Collection entries

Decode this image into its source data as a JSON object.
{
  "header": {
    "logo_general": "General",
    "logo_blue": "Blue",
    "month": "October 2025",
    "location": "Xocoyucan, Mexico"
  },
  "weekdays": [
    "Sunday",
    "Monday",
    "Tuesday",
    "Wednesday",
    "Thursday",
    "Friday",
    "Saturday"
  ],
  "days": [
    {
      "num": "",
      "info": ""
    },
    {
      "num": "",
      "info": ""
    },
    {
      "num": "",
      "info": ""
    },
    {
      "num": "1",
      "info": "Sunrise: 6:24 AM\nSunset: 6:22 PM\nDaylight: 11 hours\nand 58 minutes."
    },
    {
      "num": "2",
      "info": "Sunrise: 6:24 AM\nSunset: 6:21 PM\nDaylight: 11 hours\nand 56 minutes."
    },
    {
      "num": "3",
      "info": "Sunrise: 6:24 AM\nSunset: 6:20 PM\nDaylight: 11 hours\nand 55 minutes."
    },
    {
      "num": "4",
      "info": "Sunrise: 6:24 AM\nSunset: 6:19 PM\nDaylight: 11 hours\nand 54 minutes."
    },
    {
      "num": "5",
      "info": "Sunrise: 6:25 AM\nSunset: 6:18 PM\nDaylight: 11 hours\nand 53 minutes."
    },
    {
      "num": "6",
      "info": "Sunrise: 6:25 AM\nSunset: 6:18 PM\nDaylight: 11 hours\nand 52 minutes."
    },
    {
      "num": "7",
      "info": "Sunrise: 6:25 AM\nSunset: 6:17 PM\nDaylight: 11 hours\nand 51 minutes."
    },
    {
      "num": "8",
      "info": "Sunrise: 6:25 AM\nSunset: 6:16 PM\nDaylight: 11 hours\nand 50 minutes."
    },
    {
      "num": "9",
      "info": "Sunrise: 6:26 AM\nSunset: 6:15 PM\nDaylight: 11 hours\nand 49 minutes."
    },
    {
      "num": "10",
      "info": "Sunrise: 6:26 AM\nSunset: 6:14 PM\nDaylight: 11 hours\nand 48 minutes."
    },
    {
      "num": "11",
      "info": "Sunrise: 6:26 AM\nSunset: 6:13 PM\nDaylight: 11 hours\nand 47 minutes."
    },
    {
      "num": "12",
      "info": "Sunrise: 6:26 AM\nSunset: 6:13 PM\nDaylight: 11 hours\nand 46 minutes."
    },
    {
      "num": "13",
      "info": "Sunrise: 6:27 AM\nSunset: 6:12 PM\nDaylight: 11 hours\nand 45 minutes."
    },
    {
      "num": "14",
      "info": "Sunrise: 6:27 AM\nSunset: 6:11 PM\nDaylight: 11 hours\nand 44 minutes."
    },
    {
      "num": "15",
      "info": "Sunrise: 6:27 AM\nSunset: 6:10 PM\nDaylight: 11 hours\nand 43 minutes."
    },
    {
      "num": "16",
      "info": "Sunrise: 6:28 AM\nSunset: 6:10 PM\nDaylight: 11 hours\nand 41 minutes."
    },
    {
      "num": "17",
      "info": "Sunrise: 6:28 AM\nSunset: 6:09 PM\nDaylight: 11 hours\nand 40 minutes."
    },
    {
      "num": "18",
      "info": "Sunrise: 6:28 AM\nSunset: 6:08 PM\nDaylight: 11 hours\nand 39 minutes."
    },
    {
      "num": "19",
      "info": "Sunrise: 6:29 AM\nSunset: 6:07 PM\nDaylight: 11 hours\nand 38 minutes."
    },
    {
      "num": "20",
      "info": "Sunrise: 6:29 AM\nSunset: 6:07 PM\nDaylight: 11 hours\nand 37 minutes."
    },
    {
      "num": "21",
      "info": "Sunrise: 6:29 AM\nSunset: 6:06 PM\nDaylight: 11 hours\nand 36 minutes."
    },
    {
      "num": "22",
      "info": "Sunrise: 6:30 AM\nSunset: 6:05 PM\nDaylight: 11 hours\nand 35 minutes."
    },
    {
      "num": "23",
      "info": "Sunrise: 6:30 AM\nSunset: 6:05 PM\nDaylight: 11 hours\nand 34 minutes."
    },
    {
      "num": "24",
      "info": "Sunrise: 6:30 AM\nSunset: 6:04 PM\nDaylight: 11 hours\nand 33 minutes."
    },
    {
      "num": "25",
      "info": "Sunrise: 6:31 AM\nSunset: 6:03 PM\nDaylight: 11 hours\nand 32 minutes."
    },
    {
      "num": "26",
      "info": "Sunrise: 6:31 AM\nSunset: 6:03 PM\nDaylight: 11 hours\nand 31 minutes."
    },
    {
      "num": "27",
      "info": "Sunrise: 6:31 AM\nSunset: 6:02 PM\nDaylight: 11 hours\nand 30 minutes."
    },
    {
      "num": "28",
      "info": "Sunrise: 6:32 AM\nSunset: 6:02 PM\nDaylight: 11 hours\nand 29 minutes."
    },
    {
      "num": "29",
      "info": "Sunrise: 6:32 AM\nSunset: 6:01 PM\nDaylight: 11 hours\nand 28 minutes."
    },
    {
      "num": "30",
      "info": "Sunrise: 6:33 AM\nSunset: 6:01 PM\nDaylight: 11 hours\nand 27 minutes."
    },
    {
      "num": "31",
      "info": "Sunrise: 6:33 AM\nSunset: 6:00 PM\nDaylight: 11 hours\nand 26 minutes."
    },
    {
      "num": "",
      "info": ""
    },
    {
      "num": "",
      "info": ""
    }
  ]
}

What you need to do ▸ Exactly as they are written, print the entries again.

Completed task ▸
Decode this image into its source data as a JSON object.
{
  "header": {
    "logo_general": "General",
    "logo_blue": "Blue",
    "month": "October 2025",
    "location": "Xocoyucan, Mexico"
  },
  "weekdays": [
    "Sunday",
    "Monday",
    "Tuesday",
    "Wednesday",
    "Thursday",
    "Friday",
    "Saturday"
  ],
  "days": [
    {
      "num": "",
      "info": ""
    },
    {
      "num": "",
      "info": ""
    },
    {
      "num": "",
      "info": ""
    },
    {
      "num": "1",
      "info": "Sunrise: 6:24 AM\nSunset: 6:22 PM\nDaylight: 11 hours\nand 58 minutes."
    },
    {
      "num": "2",
      "info": "Sunrise: 6:24 AM\nSunset: 6:21 PM\nDaylight: 11 hours\nand 56 minutes."
    },
    {
      "num": "3",
      "info": "Sunrise: 6:24 AM\nSunset: 6:20 PM\nDaylight: 11 hours\nand 55 minutes."
    },
    {
      "num": "4",
      "info": "Sunrise: 6:24 AM\nSunset: 6:19 PM\nDaylight: 11 hours\nand 54 minutes."
    },
    {
      "num": "5",
      "info": "Sunrise: 6:25 AM\nSunset: 6:18 PM\nDaylight: 11 hours\nand 53 minutes."
    },
    {
      "num": "6",
      "info": "Sunrise: 6:25 AM\nSunset: 6:18 PM\nDaylight: 11 hours\nand 52 minutes."
    },
    {
      "num": "7",
      "info": "Sunrise: 6:25 AM\nSunset: 6:17 PM\nDaylight: 11 hours\nand 51 minutes."
    },
    {
      "num": "8",
      "info": "Sunrise: 6:25 AM\nSunset: 6:16 PM\nDaylight: 11 hours\nand 50 minutes."
    },
    {
      "num": "9",
      "info": "Sunrise: 6:26 AM\nSunset: 6:15 PM\nDaylight: 11 hours\nand 49 minutes."
    },
    {
      "num": "10",
      "info": "Sunrise: 6:26 AM\nSunset: 6:14 PM\nDaylight: 11 hours\nand 48 minutes."
    },
    {
      "num": "11",
      "info": "Sunrise: 6:26 AM\nSunset: 6:13 PM\nDaylight: 11 hours\nand 47 minutes."
    },
    {
      "num": "12",
      "info": "Sunrise: 6:26 AM\nSunset: 6:13 PM\nDaylight: 11 hours\nand 46 minutes."
    },
    {
      "num": "13",
      "info": "Sunrise: 6:27 AM\nSunset: 6:12 PM\nDaylight: 11 hours\nand 45 minutes."
    },
    {
      "num": "14",
      "info": "Sunrise: 6:27 AM\nSunset: 6:11 PM\nDaylight: 11 hours\nand 44 minutes."
    },
    {
      "num": "15",
      "info": "Sunrise: 6:27 AM\nSunset: 6:10 PM\nDaylight: 11 hours\nand 43 minutes."
    },
    {
      "num": "16",
      "info": "Sunrise: 6:28 AM\nSunset: 6:10 PM\nDaylight: 11 hours\nand 41 minutes."
    },
    {
      "num": "17",
      "info": "Sunrise: 6:28 AM\nSunset: 6:09 PM\nDaylight: 11 hours\nand 40 minutes."
    },
    {
      "num": "18",
      "info": "Sunrise: 6:28 AM\nSunset: 6:08 PM\nDaylight: 11 hours\nand 39 minutes."
    },
    {
      "num": "19",
      "info": "Sunrise: 6:29 AM\nSunset: 6:07 PM\nDaylight: 11 hours\nand 38 minutes."
    },
    {
      "num": "20",
      "info": "Sunrise: 6:29 AM\nSunset: 6:07 PM\nDaylight: 11 hours\nand 37 minutes."
    },
    {
      "num": "21",
      "info": "Sunrise: 6:29 AM\nSunset: 6:06 PM\nDaylight: 11 hours\nand 36 minutes."
    },
    {
      "num": "22",
      "info": "Sunrise: 6:30 AM\nSunset: 6:05 PM\nDaylight: 11 hours\nand 35 minutes."
    },
    {
      "num": "23",
      "info": "Sunrise: 6:30 AM\nSunset: 6:05 PM\nDaylight: 11 hours\nand 34 minutes."
    },
    {
      "num": "24",
      "info": "Sunrise: 6:30 AM\nSunset: 6:04 PM\nDaylight: 11 hours\nand 33 minutes."
    },
    {
      "num": "25",
      "info": "Sunrise: 6:31 AM\nSunset: 6:03 PM\nDaylight: 11 hours\nand 32 minutes."
    },
    {
      "num": "26",
      "info": "Sunrise: 6:31 AM\nSunset: 6:03 PM\nDaylight: 11 hours\nand 31 minutes."
    },
    {
      "num": "27",
      "info": "Sunrise: 6:31 AM\nSunset: 6:02 PM\nDaylight: 11 hours\nand 30 minutes."
    },
    {
      "num": "28",
      "info": "Sunrise: 6:32 AM\nSunset: 6:02 PM\nDaylight: 11 hours\nand 29 minutes."
    },
    {
      "num": "29",
      "info": "Sunrise: 6:32 AM\nSunset: 6:01 PM\nDaylight: 11 hours\nand 28 minutes."
    },
    {
      "num": "30",
      "info": "Sunrise: 6:33 AM\nSunset: 6:01 PM\nDaylight: 11 hours\nand 27 minutes."
    },
    {
      "num": "31",
      "info": "Sunrise: 6:33 AM\nSunset: 6:00 PM\nDaylight: 11 hours\nand 26 minutes."
    },
    {
      "num": "",
      "info": ""
    },
    {
      "num": "",
      "info": ""
    }
  ]
}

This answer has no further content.